Short problem | Write the records out again, precisely as they stand.

Entries supplied |
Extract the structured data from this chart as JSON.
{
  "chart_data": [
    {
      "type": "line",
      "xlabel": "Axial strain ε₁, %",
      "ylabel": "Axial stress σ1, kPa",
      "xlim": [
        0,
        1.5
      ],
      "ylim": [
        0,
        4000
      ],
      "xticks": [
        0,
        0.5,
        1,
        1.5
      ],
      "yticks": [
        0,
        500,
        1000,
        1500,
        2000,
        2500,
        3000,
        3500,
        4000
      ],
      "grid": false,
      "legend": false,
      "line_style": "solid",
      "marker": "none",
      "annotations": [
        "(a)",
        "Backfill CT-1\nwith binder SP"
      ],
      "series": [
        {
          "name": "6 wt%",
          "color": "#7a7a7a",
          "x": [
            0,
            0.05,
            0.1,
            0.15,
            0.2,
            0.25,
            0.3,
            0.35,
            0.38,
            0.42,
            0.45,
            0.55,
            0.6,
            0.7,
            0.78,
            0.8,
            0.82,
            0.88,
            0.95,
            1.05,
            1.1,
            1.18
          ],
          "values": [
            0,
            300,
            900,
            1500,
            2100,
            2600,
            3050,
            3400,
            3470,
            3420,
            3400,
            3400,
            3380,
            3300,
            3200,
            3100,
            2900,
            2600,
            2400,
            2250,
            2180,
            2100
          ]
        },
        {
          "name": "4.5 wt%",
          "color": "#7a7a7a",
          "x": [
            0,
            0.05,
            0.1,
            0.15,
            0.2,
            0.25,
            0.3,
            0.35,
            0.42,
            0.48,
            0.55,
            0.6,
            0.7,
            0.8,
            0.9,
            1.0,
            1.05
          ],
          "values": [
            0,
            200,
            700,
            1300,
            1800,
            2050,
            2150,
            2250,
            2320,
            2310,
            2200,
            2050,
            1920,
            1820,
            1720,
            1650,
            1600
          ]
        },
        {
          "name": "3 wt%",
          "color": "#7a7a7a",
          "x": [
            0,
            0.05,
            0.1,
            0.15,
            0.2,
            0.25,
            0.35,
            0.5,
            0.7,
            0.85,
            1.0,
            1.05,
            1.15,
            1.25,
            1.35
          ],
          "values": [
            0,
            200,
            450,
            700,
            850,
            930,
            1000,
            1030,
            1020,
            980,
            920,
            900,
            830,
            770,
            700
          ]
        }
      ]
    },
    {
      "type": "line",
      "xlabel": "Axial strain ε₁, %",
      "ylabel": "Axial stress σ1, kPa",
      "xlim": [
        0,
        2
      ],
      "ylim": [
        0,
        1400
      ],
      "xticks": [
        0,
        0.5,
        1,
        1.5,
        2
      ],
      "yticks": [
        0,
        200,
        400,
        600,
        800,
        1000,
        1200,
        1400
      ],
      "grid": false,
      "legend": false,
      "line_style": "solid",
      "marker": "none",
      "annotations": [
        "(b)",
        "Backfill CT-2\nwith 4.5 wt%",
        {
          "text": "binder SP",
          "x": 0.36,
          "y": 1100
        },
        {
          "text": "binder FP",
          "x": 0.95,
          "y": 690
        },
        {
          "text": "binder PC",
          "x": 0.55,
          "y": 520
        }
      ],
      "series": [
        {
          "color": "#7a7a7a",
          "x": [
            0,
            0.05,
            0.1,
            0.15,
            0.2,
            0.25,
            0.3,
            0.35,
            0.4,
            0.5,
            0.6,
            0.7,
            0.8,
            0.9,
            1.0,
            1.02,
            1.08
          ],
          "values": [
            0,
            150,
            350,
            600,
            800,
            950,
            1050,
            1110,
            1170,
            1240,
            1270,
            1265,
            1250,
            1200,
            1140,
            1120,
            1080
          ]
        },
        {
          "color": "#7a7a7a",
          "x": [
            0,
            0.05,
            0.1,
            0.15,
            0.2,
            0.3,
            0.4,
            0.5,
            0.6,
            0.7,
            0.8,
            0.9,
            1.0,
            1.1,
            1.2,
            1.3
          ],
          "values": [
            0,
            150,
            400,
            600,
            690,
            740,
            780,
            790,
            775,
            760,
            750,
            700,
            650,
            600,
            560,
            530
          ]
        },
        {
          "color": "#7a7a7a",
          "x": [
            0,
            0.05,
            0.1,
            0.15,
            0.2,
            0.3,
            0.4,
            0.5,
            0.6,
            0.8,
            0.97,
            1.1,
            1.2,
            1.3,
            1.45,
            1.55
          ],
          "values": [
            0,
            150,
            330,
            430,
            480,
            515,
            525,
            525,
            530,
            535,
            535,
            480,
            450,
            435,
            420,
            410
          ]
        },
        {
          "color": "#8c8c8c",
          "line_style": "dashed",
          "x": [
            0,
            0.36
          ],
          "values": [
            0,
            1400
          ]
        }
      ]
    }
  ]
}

Response to the exercise |
Extract the structured data from this chart as JSON.
{
  "chart_data": [
    {
      "type": "line",
      "xlabel": "Axial strain ε₁, %",
      "ylabel": "Axial stress σ1, kPa",
      "xlim": [
        0,
        1.5
      ],
      "ylim": [
        0,
        4000
      ],
      "xticks": [
        0,
        0.5,
        1,
        1.5
      ],
      "yticks": [
        0,
        500,
        1000,
        1500,
        2000,
        2500,
        3000,
        3500,
        4000
      ],
      "grid": false,
      "legend": false,
      "line_style": "solid",
      "marker": "none",
      "annotations": [
        "(a)",
        "Backfill CT-1\nwith binder SP"
      ],
      "series": [
        {
          "name": "6 wt%",
          "color": "#7a7a7a",
          "x": [
            0,
            0.05,
            0.1,
            0.15,
            0.2,
            0.25,
            0.3,
            0.35,
            0.38,
            0.42,
            0.45,
            0.55,
            0.6,
            0.7,
            0.78,
            0.8,
            0.82,
            0.88,
            0.95,
            1.05,
            1.1,
            1.18
          ],
          "values": [
            0,
            300,
            900,
            1500,
            2100,
            2600,
            3050,
            3400,
            3470,
            3420,
            3400,
            3400,
            3380,
            3300,
            3200,
            3100,
            2900,
            2600,
            2400,
            2250,
            2180,
            2100
          ]
        },
        {
          "name": "4.5 wt%",
          "color": "#7a7a7a",
          "x": [
            0,
            0.05,
            0.1,
            0.15,
            0.2,
            0.25,
            0.3,
            0.35,
            0.42,
            0.48,
            0.55,
            0.6,
            0.7,
            0.8,
            0.9,
            1.0,
            1.05
          ],
          "values": [
            0,
            200,
            700,
            1300,
            1800,
            2050,
            2150,
            2250,
            2320,
            2310,
            2200,
            2050,
            1920,
            1820,
            1720,
            1650,
            1600
          ]
        },
        {
          "name": "3 wt%",
          "color": "#7a7a7a",
          "x": [
            0,
            0.05,
            0.1,
            0.15,
            0.2,
            0.25,
            0.35,
            0.5,
            0.7,
            0.85,
            1.0,
            1.05,
            1.15,
            1.25,
            1.35
          ],
          "values": [
            0,
            200,
            450,
            700,
            850,
            930,
            1000,
            1030,
            1020,
            980,
            920,
            900,
            830,
            770,
            700
          ]
        }
      ]
    },
    {
      "type": "line",
      "xlabel": "Axial strain ε₁, %",
      "ylabel": "Axial stress σ1, kPa",
      "xlim": [
        0,
        2
      ],
      "ylim": [
        0,
        1400
      ],
      "xticks": [
        0,
        0.5,
        1,
        1.5,
        2
      ],
      "yticks": [
        0,
        200,
        400,
        600,
        800,
        1000,
        1200,
        1400
      ],
      "grid": false,
      "legend": false,
      "line_style": "solid",
      "marker": "none",
      "annotations": [
        "(b)",
        "Backfill CT-2\nwith 4.5 wt%",
        {
          "text": "binder SP",
          "x": 0.36,
          "y": 1100
        },
        {
          "text": "binder FP",
          "x": 0.95,
          "y": 690
        },
        {
          "text": "binder PC",
          "x": 0.55,
          "y": 520
        }
      ],
      "series": [
        {
          "color": "#7a7a7a",
          "x": [
            0,
            0.05,
            0.1,
            0.15,
            0.2,
            0.25,
            0.3,
            0.35,
            0.4,
            0.5,
            0.6,
            0.7,
            0.8,
            0.9,
            1.0,
            1.02,
            1.08
          ],
          "values": [
            0,
            150,
            350,
            600,
            800,
            950,
            1050,
            1110,
            1170,
            1240,
            1270,
            1265,
            1250,
            1200,
            1140,
            1120,
            1080
          ]
        },
        {
          "color": "#7a7a7a",
          "x": [
            0,
            0.05,
            0.1,
            0.15,
            0.2,
            0.3,
            0.4,
            0.5,
            0.6,
            0.7,
            0.8,
            0.9,
            1.0,
            1.1,
            1.2,
            1.3
          ],
          "values": [
            0,
            150,
            400,
            600,
            690,
            740,
            780,
            790,
            775,
            760,
            750,
            700,
            650,
            600,
            560,
            530
          ]
        },
        {
          "color": "#7a7a7a",
          "x": [
            0,
            0.05,
            0.1,
            0.15,
            0.2,
            0.3,
            0.4,
            0.5,
            0.6,
            0.8,
            0.97,
            1.1,
            1.2,
            1.3,
            1.45,
            1.55
          ],
          "values": [
            0,
            150,
            330,
            430,
            480,
            515,
            525,
            525,
            530,
            535,
            535,
            480,
            450,
            435,
            420,
            410
          ]
        },
        {
          "color": "#8c8c8c",
          "line_style": "dashed",
          "x": [
            0,
            0.36
          ],
          "values": [
            0,
            1400
          ]
        }
      ]
    }
  ]
}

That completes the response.